# Directions
A. Answer these from the piece on Greece's debt troubles:
(i) How much could selling off what the country owns bring in?
(ii) What is extending the maturities on Greek debt called?
(iii) Who is thanked for the point about fears of another financial crisis?
B. From the piece on Greece's debt troubles, set down word for word the stretch from "- The banks: ah, the" through "that may be.".

From the way everyone’s talking, Greece is in deep sh**. Here’s the case for deep sh** :
- Greece hasn’t met any of the debt reduction/budget austerity measures imposed during the joint EU/IMF bailout last year. Even more hilariously, the Greek government continues to deny that this is the case while earnestly stating that they are studying the situation.
- Everyone, and everybody, from Angela Merkel to the Dutch to the IMF to Nicholas Sarkozy is absolutely, positively insisting that Greece not only must re-commit to austerity, but it must also double down by immediately implementing what it’s already promised to do, plus new austerity measures, or Greece will not get once single Euro in new bailout money. This includes selling just about everything the country owns that isn’t nailed down, which will fetch anything from 50 to 300 billion Euros…we think.
- From the European Central Bank (ECB) to the EU ministers, there’s not one single unified voice on exactly what it will take to get Greece out of this mess. In fact, it sounds just like “same time, last year” when everyone ran around like chickens with their heads cut off insisting that there wasn’t a problem until the problem was so big it took a huge, gigantic bailout package to soothe the fears of the hysterical market. Wait a minute, what’s the definition of insanity? Isn’t it doing the same thing over and over again, expecting a different result?
- Credit rating agencies are declaring that if the EU/IMF dares to even try to extend the maturities on Greek debt (known as a soft restructuring), that will be akin to a default, leading to the imposition of the credit rating death penalty for Greece and a horrific credit rating fate for everyone and anyone associated, including the other PIIGS and perhaps the entire membership of the EU.
- The banks: ah, the banks. It’s no secret that European banks have exposure to Greek and other PIIGS debt, as do the sovereigns, including and especially, Germany. Oh, and don’t forget the ECB. And because the EU stress tests recently imposed were a joke, it’s not really apparent exactly how strong the banks are and if they could withstand a haircut, let alone a wholesale default on the part of Greece. And if banks are destablized, financial crisis part 2 is just around the corner. So it’s in the financial system’s interest to force Greece to stick to “the plan” whatever that may be.
- Fears of another financial crisis: what the IMF and ECB seriously fear is another banking crisis (see above) where banks are so freaked out about their balance sheets and liabilities that they won’t lend to each other because they rightly suspect that the other banks are in just as bad, or worse, financial shape, than they are. Then the IMF/ECB/USA/UK, etc will have to bail out the banks again. OMG! Riots are a piece of cake compared to bank bailouts and financial system chaos, apparently. (Thanks to @Frances_Coppola for this point).
All this being said, it would be easy to think that Greece is really, seriously in deep sh**. It makes me wonder, though, if Greece really is in a better position that everyone thinks. From where I sit, it looks like the EU/ECB/IMF/USA/UK and other powers-that-be are so committed to the ongoing existence of the Euro in it’s present form that they will do just about anything to preserve the status quo.

# Provided data

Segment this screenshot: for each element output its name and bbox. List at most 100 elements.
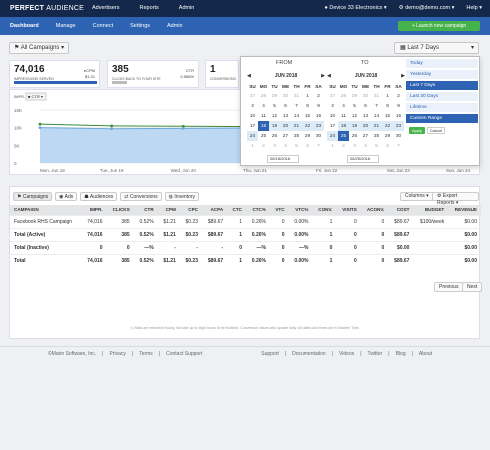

# Solutions below
A.
(i) Anything from 50 to 300 billion Euros.
(ii) A soft restructuring.
(iii) @Frances_Coppola.

B.
- The banks: ah, the banks. It’s no secret that European banks have exposure to Greek and other PIIGS debt, as do the sovereigns, including and especially, Germany. Oh, and don’t forget the ECB. And because the EU stress tests recently imposed were a joke, it’s not really apparent exactly how strong the banks are and if they could withstand a haircut, let alone a wholesale default on the part of Greece. And if banks are destablized, financial crisis part 2 is just around the corner. So it’s in the financial system’s interest to force Greece to stick to “the plan” whatever that may be.